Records
** start **
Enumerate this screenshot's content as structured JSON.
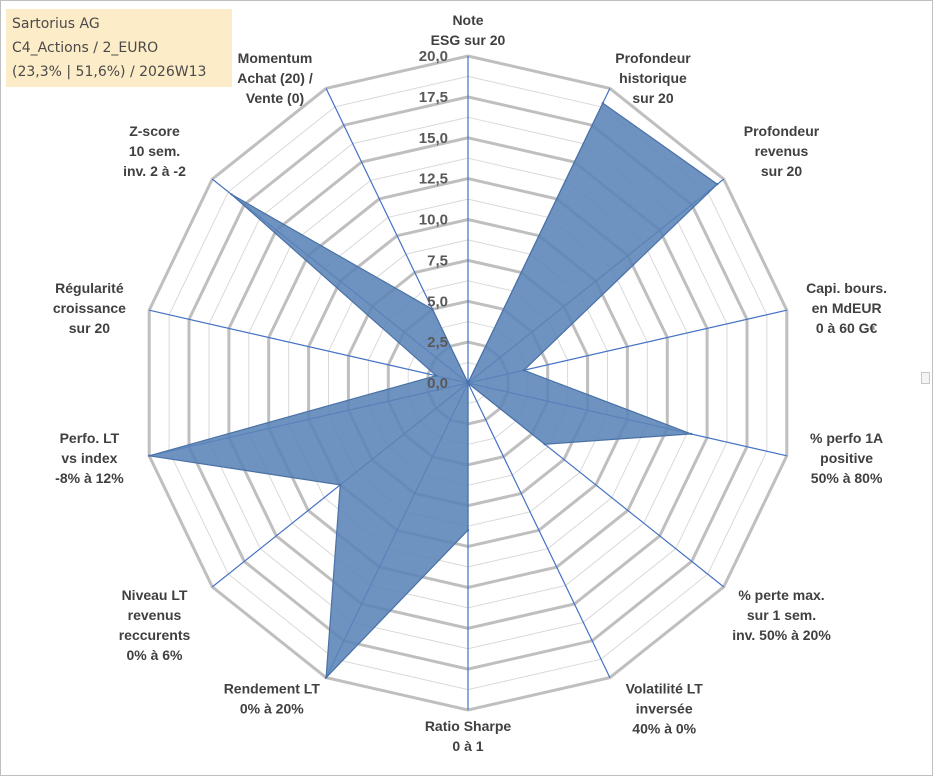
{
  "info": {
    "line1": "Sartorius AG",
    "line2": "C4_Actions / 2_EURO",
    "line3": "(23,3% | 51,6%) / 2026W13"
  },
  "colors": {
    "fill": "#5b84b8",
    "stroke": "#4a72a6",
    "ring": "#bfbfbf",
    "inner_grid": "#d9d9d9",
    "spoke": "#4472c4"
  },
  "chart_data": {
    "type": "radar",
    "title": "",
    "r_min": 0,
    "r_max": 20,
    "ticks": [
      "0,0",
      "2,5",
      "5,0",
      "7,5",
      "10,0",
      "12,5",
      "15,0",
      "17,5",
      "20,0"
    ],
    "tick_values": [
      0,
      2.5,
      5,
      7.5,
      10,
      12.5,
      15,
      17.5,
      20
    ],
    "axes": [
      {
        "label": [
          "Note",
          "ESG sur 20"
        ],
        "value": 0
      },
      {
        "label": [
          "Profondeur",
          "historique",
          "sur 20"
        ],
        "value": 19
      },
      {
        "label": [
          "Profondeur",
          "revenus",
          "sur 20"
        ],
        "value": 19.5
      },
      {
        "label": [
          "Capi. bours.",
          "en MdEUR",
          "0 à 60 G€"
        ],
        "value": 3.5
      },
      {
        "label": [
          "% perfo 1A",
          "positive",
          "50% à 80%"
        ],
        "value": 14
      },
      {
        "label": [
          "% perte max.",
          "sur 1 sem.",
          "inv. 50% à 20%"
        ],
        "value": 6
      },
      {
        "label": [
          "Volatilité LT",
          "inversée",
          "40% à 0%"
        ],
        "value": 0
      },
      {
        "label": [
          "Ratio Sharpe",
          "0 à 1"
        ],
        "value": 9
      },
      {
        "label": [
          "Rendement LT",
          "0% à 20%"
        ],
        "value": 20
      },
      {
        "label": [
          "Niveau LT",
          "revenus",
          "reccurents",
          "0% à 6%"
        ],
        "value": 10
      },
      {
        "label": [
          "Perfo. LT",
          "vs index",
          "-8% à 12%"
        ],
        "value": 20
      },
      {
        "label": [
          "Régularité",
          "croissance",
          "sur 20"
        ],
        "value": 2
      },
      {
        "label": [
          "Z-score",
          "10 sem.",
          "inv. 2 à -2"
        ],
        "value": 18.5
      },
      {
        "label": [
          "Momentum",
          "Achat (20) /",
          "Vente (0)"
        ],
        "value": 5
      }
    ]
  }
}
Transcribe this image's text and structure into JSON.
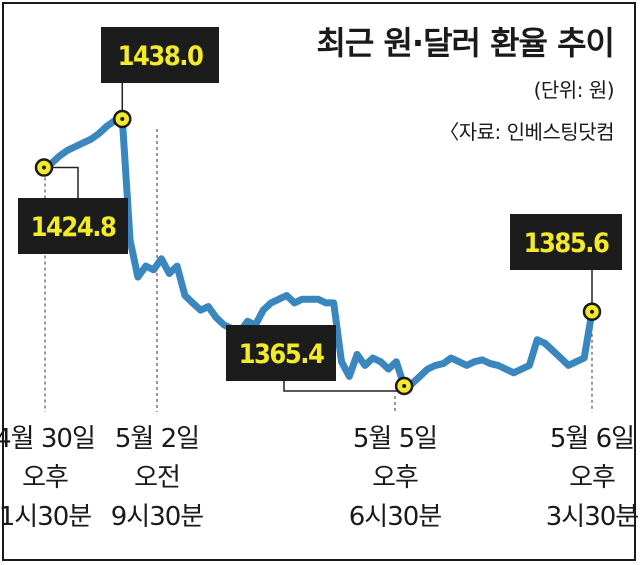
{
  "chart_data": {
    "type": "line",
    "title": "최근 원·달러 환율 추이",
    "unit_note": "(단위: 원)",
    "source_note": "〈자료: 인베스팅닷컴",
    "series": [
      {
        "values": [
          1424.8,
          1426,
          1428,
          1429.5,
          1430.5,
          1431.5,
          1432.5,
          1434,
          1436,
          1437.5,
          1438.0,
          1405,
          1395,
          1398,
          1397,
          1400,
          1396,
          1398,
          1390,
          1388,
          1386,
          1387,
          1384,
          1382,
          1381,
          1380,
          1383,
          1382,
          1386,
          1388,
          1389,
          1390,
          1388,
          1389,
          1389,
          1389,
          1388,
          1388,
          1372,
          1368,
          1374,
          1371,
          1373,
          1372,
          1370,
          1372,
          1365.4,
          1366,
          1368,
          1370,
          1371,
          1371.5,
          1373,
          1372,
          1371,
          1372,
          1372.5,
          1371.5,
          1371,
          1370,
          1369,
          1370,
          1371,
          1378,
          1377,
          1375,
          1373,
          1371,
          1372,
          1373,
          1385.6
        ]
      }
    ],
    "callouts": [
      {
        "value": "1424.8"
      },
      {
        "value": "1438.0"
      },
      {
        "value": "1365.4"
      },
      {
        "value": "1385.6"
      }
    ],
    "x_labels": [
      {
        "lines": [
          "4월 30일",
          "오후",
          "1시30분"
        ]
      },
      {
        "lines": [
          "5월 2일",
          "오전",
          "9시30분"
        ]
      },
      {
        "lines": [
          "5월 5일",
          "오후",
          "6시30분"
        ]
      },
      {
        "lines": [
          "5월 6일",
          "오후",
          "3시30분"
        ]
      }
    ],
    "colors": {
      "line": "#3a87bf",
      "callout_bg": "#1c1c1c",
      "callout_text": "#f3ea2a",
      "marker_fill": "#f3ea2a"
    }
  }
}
** end **
**WORK TO DO:**
Quote the records above in full, dropping each picture.

**RESPONSE TO THE EXERCISE:**
Enumerate this screenshot's content as structured JSON.
{
  "info": {
    "line1": "Sartorius AG",
    "line2": "C4_Actions / 2_EURO",
    "line3": "(23,3% | 51,6%) / 2026W13"
  },
  "colors": {
    "fill": "#5b84b8",
    "stroke": "#4a72a6",
    "ring": "#bfbfbf",
    "inner_grid": "#d9d9d9",
    "spoke": "#4472c4"
  },
  "chart_data": {
    "type": "radar",
    "title": "",
    "r_min": 0,
    "r_max": 20,
    "ticks": [
      "0,0",
      "2,5",
      "5,0",
      "7,5",
      "10,0",
      "12,5",
      "15,0",
      "17,5",
      "20,0"
    ],
    "tick_values": [
      0,
      2.5,
      5,
      7.5,
      10,
      12.5,
      15,
      17.5,
      20
    ],
    "axes": [
      {
        "label": [
          "Note",
          "ESG sur 20"
        ],
        "value": 0
      },
      {
        "label": [
          "Profondeur",
          "historique",
          "sur 20"
        ],
        "value": 19
      },
      {
        "label": [
          "Profondeur",
          "revenus",
          "sur 20"
        ],
        "value": 19.5
      },
      {
        "label": [
          "Capi. bours.",
          "en MdEUR",
          "0 à 60 G€"
        ],
        "value": 3.5
      },
      {
        "label": [
          "% perfo 1A",
          "positive",
          "50% à 80%"
        ],
        "value": 14
      },
      {
        "label": [
          "% perte max.",
          "sur 1 sem.",
          "inv. 50% à 20%"
        ],
        "value": 6
      },
      {
        "label": [
          "Volatilité LT",
          "inversée",
          "40% à 0%"
        ],
        "value": 0
      },
      {
        "label": [
          "Ratio Sharpe",
          "0 à 1"
        ],
        "value": 9
      },
      {
        "label": [
          "Rendement LT",
          "0% à 20%"
        ],
        "value": 20
      },
      {
        "label": [
          "Niveau LT",
          "revenus",
          "reccurents",
          "0% à 6%"
        ],
        "value": 10
      },
      {
        "label": [
          "Perfo. LT",
          "vs index",
          "-8% à 12%"
        ],
        "value": 20
      },
      {
        "label": [
          "Régularité",
          "croissance",
          "sur 20"
        ],
        "value": 2
      },
      {
        "label": [
          "Z-score",
          "10 sem.",
          "inv. 2 à -2"
        ],
        "value": 18.5
      },
      {
        "label": [
          "Momentum",
          "Achat (20) /",
          "Vente (0)"
        ],
        "value": 5
      }
    ]
  }
}
Transcribe this image's text and structure into JSON.
{
  "chart_data": {
    "type": "line",
    "title": "최근 원·달러 환율 추이",
    "unit_note": "(단위: 원)",
    "source_note": "〈자료: 인베스팅닷컴",
    "series": [
      {
        "values": [
          1424.8,
          1426,
          1428,
          1429.5,
          1430.5,
          1431.5,
          1432.5,
          1434,
          1436,
          1437.5,
          1438.0,
          1405,
          1395,
          1398,
          1397,
          1400,
          1396,
          1398,
          1390,
          1388,
          1386,
          1387,
          1384,
          1382,
          1381,
          1380,
          1383,
          1382,
          1386,
          1388,
          1389,
          1390,
          1388,
          1389,
          1389,
          1389,
          1388,
          1388,
          1372,
          1368,
          1374,
          1371,
          1373,
          1372,
          1370,
          1372,
          1365.4,
          1366,
          1368,
          1370,
          1371,
          1371.5,
          1373,
          1372,
          1371,
          1372,
          1372.5,
          1371.5,
          1371,
          1370,
          1369,
          1370,
          1371,
          1378,
          1377,
          1375,
          1373,
          1371,
          1372,
          1373,
          1385.6
        ]
      }
    ],
    "callouts": [
      {
        "value": "1424.8"
      },
      {
        "value": "1438.0"
      },
      {
        "value": "1365.4"
      },
      {
        "value": "1385.6"
      }
    ],
    "x_labels": [
      {
        "lines": [
          "4월 30일",
          "오후",
          "1시30분"
        ]
      },
      {
        "lines": [
          "5월 2일",
          "오전",
          "9시30분"
        ]
      },
      {
        "lines": [
          "5월 5일",
          "오후",
          "6시30분"
        ]
      },
      {
        "lines": [
          "5월 6일",
          "오후",
          "3시30분"
        ]
      }
    ],
    "colors": {
      "line": "#3a87bf",
      "callout_bg": "#1c1c1c",
      "callout_text": "#f3ea2a",
      "marker_fill": "#f3ea2a"
    }
  }
}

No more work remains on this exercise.